(Figure data in JSON)
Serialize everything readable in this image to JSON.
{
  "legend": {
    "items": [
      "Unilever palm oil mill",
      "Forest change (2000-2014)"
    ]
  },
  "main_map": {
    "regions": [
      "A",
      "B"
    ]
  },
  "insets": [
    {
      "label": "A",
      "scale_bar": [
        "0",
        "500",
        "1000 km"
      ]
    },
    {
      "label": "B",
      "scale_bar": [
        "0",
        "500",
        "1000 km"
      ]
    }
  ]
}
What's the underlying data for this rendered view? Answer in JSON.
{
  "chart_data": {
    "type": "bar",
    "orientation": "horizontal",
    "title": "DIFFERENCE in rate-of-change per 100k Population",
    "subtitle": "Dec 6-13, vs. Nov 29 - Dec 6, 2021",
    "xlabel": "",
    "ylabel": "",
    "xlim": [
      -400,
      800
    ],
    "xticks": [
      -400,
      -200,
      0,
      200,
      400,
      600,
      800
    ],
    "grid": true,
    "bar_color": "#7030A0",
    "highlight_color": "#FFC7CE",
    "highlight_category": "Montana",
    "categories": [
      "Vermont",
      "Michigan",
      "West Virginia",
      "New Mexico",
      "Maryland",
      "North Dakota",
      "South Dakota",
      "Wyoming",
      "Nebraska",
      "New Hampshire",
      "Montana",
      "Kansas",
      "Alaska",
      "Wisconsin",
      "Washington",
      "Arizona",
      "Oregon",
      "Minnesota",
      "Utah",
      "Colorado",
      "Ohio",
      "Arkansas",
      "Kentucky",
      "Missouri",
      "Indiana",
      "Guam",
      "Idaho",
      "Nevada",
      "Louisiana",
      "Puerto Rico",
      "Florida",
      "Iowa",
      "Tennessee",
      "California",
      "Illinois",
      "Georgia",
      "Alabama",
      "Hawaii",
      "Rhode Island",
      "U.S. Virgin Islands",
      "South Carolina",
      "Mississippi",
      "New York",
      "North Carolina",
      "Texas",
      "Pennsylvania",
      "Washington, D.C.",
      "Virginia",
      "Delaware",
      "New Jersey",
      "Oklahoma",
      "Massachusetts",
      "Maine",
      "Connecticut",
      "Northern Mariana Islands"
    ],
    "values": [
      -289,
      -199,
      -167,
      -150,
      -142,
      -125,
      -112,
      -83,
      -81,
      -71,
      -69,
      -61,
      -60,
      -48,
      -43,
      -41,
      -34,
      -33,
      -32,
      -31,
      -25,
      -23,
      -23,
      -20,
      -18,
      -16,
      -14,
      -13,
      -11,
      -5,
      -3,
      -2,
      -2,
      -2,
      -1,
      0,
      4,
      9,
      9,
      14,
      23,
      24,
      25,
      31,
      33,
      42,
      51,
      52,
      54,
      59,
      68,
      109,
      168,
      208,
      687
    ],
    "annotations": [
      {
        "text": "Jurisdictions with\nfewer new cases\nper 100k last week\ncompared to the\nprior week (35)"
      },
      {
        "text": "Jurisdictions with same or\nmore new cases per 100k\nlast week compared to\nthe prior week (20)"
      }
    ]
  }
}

# [GIVEN REQUEST]
Show every line of the listing in which the string "Islands" can be found.

# [EXERCISE SOLUTION]
      "U.S. Virgin Islands",
      "Northern Mariana Islands"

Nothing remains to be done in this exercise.